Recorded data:
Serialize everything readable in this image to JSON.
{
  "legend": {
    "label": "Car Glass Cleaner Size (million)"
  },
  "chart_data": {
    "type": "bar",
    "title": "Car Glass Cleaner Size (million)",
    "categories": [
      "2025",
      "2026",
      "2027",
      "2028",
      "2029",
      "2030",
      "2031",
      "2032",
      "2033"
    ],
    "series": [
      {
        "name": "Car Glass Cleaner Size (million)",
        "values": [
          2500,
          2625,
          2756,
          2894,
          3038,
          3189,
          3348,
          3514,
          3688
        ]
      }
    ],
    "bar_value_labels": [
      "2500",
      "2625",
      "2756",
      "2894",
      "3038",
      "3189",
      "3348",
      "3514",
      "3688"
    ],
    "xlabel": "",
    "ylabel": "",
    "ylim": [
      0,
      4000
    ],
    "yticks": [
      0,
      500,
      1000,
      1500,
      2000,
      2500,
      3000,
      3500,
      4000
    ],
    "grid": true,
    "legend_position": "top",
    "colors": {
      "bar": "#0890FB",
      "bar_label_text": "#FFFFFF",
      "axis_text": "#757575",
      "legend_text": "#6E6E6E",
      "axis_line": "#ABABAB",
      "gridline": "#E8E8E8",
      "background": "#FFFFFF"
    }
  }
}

• What you are asked to do:
Every record above should be output exactly.

• Written response:
Serialize everything readable in this image to JSON.
{
  "legend": {
    "label": "Car Glass Cleaner Size (million)"
  },
  "chart_data": {
    "type": "bar",
    "title": "Car Glass Cleaner Size (million)",
    "categories": [
      "2025",
      "2026",
      "2027",
      "2028",
      "2029",
      "2030",
      "2031",
      "2032",
      "2033"
    ],
    "series": [
      {
        "name": "Car Glass Cleaner Size (million)",
        "values": [
          2500,
          2625,
          2756,
          2894,
          3038,
          3189,
          3348,
          3514,
          3688
        ]
      }
    ],
    "bar_value_labels": [
      "2500",
      "2625",
      "2756",
      "2894",
      "3038",
      "3189",
      "3348",
      "3514",
      "3688"
    ],
    "xlabel": "",
    "ylabel": "",
    "ylim": [
      0,
      4000
    ],
    "yticks": [
      0,
      500,
      1000,
      1500,
      2000,
      2500,
      3000,
      3500,
      4000
    ],
    "grid": true,
    "legend_position": "top",
    "colors": {
      "bar": "#0890FB",
      "bar_label_text": "#FFFFFF",
      "axis_text": "#757575",
      "legend_text": "#6E6E6E",
      "axis_line": "#ABABAB",
      "gridline": "#E8E8E8",
      "background": "#FFFFFF"
    }
  }
}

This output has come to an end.